▸ **Directions**: Reproduce only this part of the listing: the line with "Extract the structured", plus every line after it through the last.

▸ **Data listing**:
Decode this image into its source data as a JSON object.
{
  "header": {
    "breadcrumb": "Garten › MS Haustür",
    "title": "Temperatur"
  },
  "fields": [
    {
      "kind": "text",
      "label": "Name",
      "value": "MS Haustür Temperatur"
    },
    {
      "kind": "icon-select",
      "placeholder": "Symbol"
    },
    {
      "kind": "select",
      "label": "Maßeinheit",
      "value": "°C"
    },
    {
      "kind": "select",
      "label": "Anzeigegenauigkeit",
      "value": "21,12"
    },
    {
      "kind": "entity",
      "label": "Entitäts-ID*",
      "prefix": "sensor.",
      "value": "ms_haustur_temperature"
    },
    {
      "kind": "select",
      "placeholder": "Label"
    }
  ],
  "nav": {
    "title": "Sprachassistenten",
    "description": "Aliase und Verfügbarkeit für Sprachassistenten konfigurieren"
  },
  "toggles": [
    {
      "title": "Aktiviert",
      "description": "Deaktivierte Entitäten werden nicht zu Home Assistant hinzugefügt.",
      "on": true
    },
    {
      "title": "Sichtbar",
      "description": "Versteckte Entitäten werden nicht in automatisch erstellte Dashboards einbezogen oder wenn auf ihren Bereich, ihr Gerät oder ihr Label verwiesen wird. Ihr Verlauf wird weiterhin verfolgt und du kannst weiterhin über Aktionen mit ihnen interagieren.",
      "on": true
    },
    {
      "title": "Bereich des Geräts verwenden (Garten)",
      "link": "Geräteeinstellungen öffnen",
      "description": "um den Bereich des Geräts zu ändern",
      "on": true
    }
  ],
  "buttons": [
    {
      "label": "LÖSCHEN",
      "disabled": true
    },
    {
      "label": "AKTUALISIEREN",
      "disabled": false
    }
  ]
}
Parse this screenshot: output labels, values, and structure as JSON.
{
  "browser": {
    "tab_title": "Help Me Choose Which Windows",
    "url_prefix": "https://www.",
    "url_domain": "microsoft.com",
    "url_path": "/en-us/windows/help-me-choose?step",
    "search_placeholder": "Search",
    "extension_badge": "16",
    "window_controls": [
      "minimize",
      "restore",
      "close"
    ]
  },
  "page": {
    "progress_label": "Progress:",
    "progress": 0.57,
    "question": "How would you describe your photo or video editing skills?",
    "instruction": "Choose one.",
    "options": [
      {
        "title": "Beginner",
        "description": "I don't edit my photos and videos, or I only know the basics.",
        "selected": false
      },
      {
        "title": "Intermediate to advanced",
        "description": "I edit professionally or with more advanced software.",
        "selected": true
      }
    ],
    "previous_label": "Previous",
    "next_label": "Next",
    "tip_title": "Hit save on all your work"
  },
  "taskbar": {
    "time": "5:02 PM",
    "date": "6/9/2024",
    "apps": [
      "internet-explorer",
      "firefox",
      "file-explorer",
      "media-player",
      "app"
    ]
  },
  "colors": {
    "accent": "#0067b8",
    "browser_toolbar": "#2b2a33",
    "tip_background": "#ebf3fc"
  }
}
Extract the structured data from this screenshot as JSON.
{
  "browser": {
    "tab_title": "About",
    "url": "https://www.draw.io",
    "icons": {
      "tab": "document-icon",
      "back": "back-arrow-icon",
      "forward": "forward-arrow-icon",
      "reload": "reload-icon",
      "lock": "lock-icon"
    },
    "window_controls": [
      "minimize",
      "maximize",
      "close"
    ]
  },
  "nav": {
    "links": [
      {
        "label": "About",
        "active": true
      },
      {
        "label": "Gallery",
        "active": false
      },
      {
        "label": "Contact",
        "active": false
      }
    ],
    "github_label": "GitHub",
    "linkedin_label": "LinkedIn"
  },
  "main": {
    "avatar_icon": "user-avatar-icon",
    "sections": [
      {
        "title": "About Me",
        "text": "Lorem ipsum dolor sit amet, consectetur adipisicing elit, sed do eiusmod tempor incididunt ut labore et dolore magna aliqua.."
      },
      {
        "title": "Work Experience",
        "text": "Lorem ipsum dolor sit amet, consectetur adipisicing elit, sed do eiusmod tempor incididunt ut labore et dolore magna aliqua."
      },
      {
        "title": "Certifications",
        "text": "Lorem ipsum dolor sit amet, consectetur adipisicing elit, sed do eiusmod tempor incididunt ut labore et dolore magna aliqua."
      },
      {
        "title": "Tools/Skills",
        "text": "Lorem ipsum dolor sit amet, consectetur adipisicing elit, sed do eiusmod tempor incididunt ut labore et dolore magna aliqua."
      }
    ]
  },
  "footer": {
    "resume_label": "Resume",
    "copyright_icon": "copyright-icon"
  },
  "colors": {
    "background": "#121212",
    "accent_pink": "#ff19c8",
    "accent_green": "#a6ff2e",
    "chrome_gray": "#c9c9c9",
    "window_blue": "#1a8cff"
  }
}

▸ **Reply**:
Extract the structured data from this screenshot as JSON.
{
  "browser": {
    "tab_title": "About",
    "url": "https://www.draw.io",
    "icons": {
      "tab": "document-icon",
      "back": "back-arrow-icon",
      "forward": "forward-arrow-icon",
      "reload": "reload-icon",
      "lock": "lock-icon"
    },
    "window_controls": [
      "minimize",
      "maximize",
      "close"
    ]
  },
  "nav": {
    "links": [
      {
        "label": "About",
        "active": true
      },
      {
        "label": "Gallery",
        "active": false
      },
      {
        "label": "Contact",
        "active": false
      }
    ],
    "github_label": "GitHub",
    "linkedin_label": "LinkedIn"
  },
  "main": {
    "avatar_icon": "user-avatar-icon",
    "sections": [
      {
        "title": "About Me",
        "text": "Lorem ipsum dolor sit amet, consectetur adipisicing elit, sed do eiusmod tempor incididunt ut labore et dolore magna aliqua.."
      },
      {
        "title": "Work Experience",
        "text": "Lorem ipsum dolor sit amet, consectetur adipisicing elit, sed do eiusmod tempor incididunt ut labore et dolore magna aliqua."
      },
      {
        "title": "Certifications",
        "text": "Lorem ipsum dolor sit amet, consectetur adipisicing elit, sed do eiusmod tempor incididunt ut labore et dolore magna aliqua."
      },
      {
        "title": "Tools/Skills",
        "text": "Lorem ipsum dolor sit amet, consectetur adipisicing elit, sed do eiusmod tempor incididunt ut labore et dolore magna aliqua."
      }
    ]
  },
  "footer": {
    "resume_label": "Resume",
    "copyright_icon": "copyright-icon"
  },
  "colors": {
    "background": "#121212",
    "accent_pink": "#ff19c8",
    "accent_green": "#a6ff2e",
    "chrome_gray": "#c9c9c9",
    "window_blue": "#1a8cff"
  }
}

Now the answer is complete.